- Stated goal: Pick out each line with the word "Lecture" from the material that follows.

- Material for the task:
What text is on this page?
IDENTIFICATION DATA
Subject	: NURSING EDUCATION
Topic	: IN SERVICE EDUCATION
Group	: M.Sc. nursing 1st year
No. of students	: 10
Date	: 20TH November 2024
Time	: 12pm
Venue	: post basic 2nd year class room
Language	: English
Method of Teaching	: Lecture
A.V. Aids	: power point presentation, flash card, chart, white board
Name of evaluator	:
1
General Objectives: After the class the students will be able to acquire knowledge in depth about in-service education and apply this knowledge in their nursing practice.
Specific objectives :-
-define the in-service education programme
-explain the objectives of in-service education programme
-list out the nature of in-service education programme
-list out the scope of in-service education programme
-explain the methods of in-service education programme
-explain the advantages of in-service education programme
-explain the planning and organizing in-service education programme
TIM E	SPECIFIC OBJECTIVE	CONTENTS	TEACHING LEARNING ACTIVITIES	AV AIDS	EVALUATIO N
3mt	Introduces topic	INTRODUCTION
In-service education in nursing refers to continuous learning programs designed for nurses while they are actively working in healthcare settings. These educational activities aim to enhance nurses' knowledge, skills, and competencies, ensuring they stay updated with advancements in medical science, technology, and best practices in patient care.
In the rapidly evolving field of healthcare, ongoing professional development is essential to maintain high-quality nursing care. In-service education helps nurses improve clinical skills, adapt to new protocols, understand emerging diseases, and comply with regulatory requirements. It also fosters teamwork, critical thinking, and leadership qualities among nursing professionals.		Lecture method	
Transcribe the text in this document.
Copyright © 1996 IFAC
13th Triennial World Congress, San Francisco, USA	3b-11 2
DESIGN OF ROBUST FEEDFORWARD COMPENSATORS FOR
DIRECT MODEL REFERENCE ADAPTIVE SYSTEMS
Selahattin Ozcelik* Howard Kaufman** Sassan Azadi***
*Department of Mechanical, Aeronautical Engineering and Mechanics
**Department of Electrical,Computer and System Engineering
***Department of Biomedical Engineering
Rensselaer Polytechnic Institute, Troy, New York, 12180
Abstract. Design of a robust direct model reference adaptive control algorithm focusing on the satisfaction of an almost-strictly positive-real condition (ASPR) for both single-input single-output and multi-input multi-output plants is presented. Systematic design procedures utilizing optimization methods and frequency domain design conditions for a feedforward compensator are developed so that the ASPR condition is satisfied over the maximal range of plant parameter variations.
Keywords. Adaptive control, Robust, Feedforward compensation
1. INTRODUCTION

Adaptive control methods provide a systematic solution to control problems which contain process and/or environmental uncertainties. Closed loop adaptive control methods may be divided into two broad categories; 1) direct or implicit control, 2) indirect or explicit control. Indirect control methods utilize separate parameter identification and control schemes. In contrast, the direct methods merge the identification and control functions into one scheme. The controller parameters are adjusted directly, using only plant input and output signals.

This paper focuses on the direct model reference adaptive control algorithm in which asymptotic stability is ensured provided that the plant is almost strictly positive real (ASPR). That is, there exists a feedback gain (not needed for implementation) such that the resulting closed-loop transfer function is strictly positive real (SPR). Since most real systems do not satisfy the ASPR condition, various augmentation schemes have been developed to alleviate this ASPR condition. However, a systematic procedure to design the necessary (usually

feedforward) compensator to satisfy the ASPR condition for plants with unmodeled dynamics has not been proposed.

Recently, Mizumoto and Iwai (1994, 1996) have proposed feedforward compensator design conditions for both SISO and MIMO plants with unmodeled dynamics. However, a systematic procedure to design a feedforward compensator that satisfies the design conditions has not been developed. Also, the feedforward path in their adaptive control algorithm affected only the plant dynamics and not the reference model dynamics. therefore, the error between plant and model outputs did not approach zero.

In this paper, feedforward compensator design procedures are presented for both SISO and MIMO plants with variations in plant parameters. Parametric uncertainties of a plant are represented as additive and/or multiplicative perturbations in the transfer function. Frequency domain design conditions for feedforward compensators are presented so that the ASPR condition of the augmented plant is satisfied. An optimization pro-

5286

- Output of the exercise:
Method of Teaching	: Lecture
In the rapidly evolving field of healthcare, ongoing professional development is essential to maintain high-quality nursing care. In-service education helps nurses improve clinical skills, adapt to new protocols, understand emerging diseases, and comply with regulatory requirements. It also fosters teamwork, critical thinking, and leadership qualities among nursing professionals.		Lecture method	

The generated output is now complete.